» The task
Every line below should be repeated exactly.

» Provided material
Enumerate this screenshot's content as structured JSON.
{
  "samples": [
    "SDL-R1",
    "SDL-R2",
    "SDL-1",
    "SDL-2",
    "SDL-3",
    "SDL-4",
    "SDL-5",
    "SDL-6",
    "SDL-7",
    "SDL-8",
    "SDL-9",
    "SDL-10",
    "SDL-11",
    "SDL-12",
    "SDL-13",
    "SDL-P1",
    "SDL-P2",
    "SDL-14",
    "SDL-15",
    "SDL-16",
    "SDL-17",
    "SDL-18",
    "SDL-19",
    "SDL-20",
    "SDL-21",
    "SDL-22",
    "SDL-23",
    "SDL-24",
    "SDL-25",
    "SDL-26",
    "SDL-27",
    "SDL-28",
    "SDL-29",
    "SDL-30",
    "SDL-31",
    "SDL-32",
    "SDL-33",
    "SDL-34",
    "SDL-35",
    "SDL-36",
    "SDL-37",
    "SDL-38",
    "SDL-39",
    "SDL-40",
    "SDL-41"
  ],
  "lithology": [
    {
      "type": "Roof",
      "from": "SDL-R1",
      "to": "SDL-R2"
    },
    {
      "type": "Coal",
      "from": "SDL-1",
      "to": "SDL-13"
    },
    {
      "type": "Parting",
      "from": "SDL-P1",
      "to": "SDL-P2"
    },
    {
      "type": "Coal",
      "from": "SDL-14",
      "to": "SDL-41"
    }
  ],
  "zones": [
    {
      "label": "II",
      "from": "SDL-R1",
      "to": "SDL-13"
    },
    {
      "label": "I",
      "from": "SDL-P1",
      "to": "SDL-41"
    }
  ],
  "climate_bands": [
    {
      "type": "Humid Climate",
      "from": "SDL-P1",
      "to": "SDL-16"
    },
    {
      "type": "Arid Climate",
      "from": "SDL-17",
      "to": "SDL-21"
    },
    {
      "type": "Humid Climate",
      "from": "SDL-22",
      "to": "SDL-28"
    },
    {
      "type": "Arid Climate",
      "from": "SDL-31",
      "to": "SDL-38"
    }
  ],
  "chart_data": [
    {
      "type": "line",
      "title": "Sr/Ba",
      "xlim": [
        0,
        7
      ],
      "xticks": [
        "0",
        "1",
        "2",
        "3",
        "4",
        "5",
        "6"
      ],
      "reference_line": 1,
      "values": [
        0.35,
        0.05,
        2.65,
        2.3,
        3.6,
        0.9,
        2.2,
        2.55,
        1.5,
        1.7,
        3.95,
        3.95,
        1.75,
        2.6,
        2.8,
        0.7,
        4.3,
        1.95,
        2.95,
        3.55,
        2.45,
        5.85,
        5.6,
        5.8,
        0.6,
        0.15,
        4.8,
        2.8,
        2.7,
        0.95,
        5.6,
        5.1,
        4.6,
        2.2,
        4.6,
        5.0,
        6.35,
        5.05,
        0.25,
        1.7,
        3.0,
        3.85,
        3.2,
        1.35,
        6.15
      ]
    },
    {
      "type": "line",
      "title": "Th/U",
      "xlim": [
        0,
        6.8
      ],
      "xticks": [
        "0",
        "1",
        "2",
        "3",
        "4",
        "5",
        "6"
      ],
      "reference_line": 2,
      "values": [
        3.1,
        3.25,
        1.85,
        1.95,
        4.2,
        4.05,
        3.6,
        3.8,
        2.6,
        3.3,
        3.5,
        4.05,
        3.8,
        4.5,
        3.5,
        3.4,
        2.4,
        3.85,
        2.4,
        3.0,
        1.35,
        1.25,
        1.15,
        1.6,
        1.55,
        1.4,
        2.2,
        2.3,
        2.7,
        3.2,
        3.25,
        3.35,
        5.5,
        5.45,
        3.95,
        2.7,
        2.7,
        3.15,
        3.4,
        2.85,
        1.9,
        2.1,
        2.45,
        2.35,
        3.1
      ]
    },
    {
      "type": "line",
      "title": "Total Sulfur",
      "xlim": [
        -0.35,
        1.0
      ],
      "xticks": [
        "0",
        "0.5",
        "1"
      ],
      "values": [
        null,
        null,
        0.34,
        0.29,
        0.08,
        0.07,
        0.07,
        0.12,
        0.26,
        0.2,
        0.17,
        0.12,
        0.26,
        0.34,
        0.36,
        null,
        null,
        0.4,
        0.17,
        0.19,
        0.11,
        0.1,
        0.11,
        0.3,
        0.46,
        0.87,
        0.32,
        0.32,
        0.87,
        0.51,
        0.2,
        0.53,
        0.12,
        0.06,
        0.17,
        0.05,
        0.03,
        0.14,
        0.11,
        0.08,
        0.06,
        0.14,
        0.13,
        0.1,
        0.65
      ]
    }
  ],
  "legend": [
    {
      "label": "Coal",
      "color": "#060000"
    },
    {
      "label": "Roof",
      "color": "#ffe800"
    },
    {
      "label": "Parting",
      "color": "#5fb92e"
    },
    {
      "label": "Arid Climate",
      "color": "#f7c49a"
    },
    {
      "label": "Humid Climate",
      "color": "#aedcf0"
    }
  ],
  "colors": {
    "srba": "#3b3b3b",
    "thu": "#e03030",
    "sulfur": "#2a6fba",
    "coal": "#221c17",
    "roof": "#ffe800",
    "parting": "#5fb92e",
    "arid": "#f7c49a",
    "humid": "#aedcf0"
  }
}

» Expected answer
Enumerate this screenshot's content as structured JSON.
{
  "samples": [
    "SDL-R1",
    "SDL-R2",
    "SDL-1",
    "SDL-2",
    "SDL-3",
    "SDL-4",
    "SDL-5",
    "SDL-6",
    "SDL-7",
    "SDL-8",
    "SDL-9",
    "SDL-10",
    "SDL-11",
    "SDL-12",
    "SDL-13",
    "SDL-P1",
    "SDL-P2",
    "SDL-14",
    "SDL-15",
    "SDL-16",
    "SDL-17",
    "SDL-18",
    "SDL-19",
    "SDL-20",
    "SDL-21",
    "SDL-22",
    "SDL-23",
    "SDL-24",
    "SDL-25",
    "SDL-26",
    "SDL-27",
    "SDL-28",
    "SDL-29",
    "SDL-30",
    "SDL-31",
    "SDL-32",
    "SDL-33",
    "SDL-34",
    "SDL-35",
    "SDL-36",
    "SDL-37",
    "SDL-38",
    "SDL-39",
    "SDL-40",
    "SDL-41"
  ],
  "lithology": [
    {
      "type": "Roof",
      "from": "SDL-R1",
      "to": "SDL-R2"
    },
    {
      "type": "Coal",
      "from": "SDL-1",
      "to": "SDL-13"
    },
    {
      "type": "Parting",
      "from": "SDL-P1",
      "to": "SDL-P2"
    },
    {
      "type": "Coal",
      "from": "SDL-14",
      "to": "SDL-41"
    }
  ],
  "zones": [
    {
      "label": "II",
      "from": "SDL-R1",
      "to": "SDL-13"
    },
    {
      "label": "I",
      "from": "SDL-P1",
      "to": "SDL-41"
    }
  ],
  "climate_bands": [
    {
      "type": "Humid Climate",
      "from": "SDL-P1",
      "to": "SDL-16"
    },
    {
      "type": "Arid Climate",
      "from": "SDL-17",
      "to": "SDL-21"
    },
    {
      "type": "Humid Climate",
      "from": "SDL-22",
      "to": "SDL-28"
    },
    {
      "type": "Arid Climate",
      "from": "SDL-31",
      "to": "SDL-38"
    }
  ],
  "chart_data": [
    {
      "type": "line",
      "title": "Sr/Ba",
      "xlim": [
        0,
        7
      ],
      "xticks": [
        "0",
        "1",
        "2",
        "3",
        "4",
        "5",
        "6"
      ],
      "reference_line": 1,
      "values": [
        0.35,
        0.05,
        2.65,
        2.3,
        3.6,
        0.9,
        2.2,
        2.55,
        1.5,
        1.7,
        3.95,
        3.95,
        1.75,
        2.6,
        2.8,
        0.7,
        4.3,
        1.95,
        2.95,
        3.55,
        2.45,
        5.85,
        5.6,
        5.8,
        0.6,
        0.15,
        4.8,
        2.8,
        2.7,
        0.95,
        5.6,
        5.1,
        4.6,
        2.2,
        4.6,
        5.0,
        6.35,
        5.05,
        0.25,
        1.7,
        3.0,
        3.85,
        3.2,
        1.35,
        6.15
      ]
    },
    {
      "type": "line",
      "title": "Th/U",
      "xlim": [
        0,
        6.8
      ],
      "xticks": [
        "0",
        "1",
        "2",
        "3",
        "4",
        "5",
        "6"
      ],
      "reference_line": 2,
      "values": [
        3.1,
        3.25,
        1.85,
        1.95,
        4.2,
        4.05,
        3.6,
        3.8,
        2.6,
        3.3,
        3.5,
        4.05,
        3.8,
        4.5,
        3.5,
        3.4,
        2.4,
        3.85,
        2.4,
        3.0,
        1.35,
        1.25,
        1.15,
        1.6,
        1.55,
        1.4,
        2.2,
        2.3,
        2.7,
        3.2,
        3.25,
        3.35,
        5.5,
        5.45,
        3.95,
        2.7,
        2.7,
        3.15,
        3.4,
        2.85,
        1.9,
        2.1,
        2.45,
        2.35,
        3.1
      ]
    },
    {
      "type": "line",
      "title": "Total Sulfur",
      "xlim": [
        -0.35,
        1.0
      ],
      "xticks": [
        "0",
        "0.5",
        "1"
      ],
      "values": [
        null,
        null,
        0.34,
        0.29,
        0.08,
        0.07,
        0.07,
        0.12,
        0.26,
        0.2,
        0.17,
        0.12,
        0.26,
        0.34,
        0.36,
        null,
        null,
        0.4,
        0.17,
        0.19,
        0.11,
        0.1,
        0.11,
        0.3,
        0.46,
        0.87,
        0.32,
        0.32,
        0.87,
        0.51,
        0.2,
        0.53,
        0.12,
        0.06,
        0.17,
        0.05,
        0.03,
        0.14,
        0.11,
        0.08,
        0.06,
        0.14,
        0.13,
        0.1,
        0.65
      ]
    }
  ],
  "legend": [
    {
      "label": "Coal",
      "color": "#060000"
    },
    {
      "label": "Roof",
      "color": "#ffe800"
    },
    {
      "label": "Parting",
      "color": "#5fb92e"
    },
    {
      "label": "Arid Climate",
      "color": "#f7c49a"
    },
    {
      "label": "Humid Climate",
      "color": "#aedcf0"
    }
  ],
  "colors": {
    "srba": "#3b3b3b",
    "thu": "#e03030",
    "sulfur": "#2a6fba",
    "coal": "#221c17",
    "roof": "#ffe800",
    "parting": "#5fb92e",
    "arid": "#f7c49a",
    "humid": "#aedcf0"
  }
}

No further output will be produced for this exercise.